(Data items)
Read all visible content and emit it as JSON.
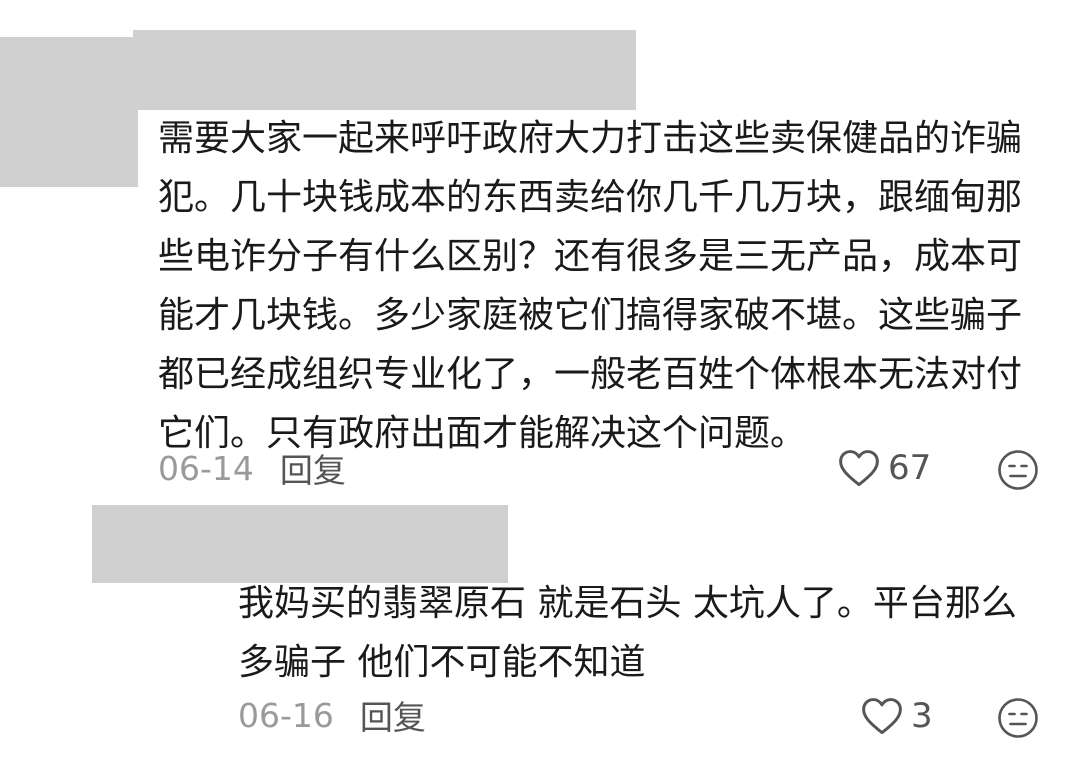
{
  "comments": [
    {
      "text": "需要大家一起来呼吁政府大力打击这些卖保健品的诈骗犯。几十块钱成本的东西卖给你几千几万块，跟缅甸那些电诈分子有什么区别？还有很多是三无产品，成本可能才几块钱。多少家庭被它们搞得家破不堪。这些骗子都已经成组织专业化了，一般老百姓个体根本无法对付它们。只有政府出面才能解决这个问题。",
      "date": "06-14",
      "reply_label": "回复",
      "likes": "67"
    },
    {
      "text": "我妈买的翡翠原石 就是石头 太坑人了。平台那么多骗子 他们不可能不知道",
      "date": "06-16",
      "reply_label": "回复",
      "likes": "3"
    }
  ],
  "icons": {
    "like": "heart-outline-icon",
    "emoji": "emoji-face-icon"
  },
  "colors": {
    "redaction": "#d0d0d0",
    "text": "#1a1a1a",
    "meta": "#9a9a9a",
    "action": "#555555"
  }
}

Problem statement: Repeat each record exactly as shown above, dropping all images.

Written response:
Read all visible content and emit it as JSON.
{
  "comments": [
    {
      "text": "需要大家一起来呼吁政府大力打击这些卖保健品的诈骗犯。几十块钱成本的东西卖给你几千几万块，跟缅甸那些电诈分子有什么区别？还有很多是三无产品，成本可能才几块钱。多少家庭被它们搞得家破不堪。这些骗子都已经成组织专业化了，一般老百姓个体根本无法对付它们。只有政府出面才能解决这个问题。",
      "date": "06-14",
      "reply_label": "回复",
      "likes": "67"
    },
    {
      "text": "我妈买的翡翠原石 就是石头 太坑人了。平台那么多骗子 他们不可能不知道",
      "date": "06-16",
      "reply_label": "回复",
      "likes": "3"
    }
  ],
  "icons": {
    "like": "heart-outline-icon",
    "emoji": "emoji-face-icon"
  },
  "colors": {
    "redaction": "#d0d0d0",
    "text": "#1a1a1a",
    "meta": "#9a9a9a",
    "action": "#555555"
  }
}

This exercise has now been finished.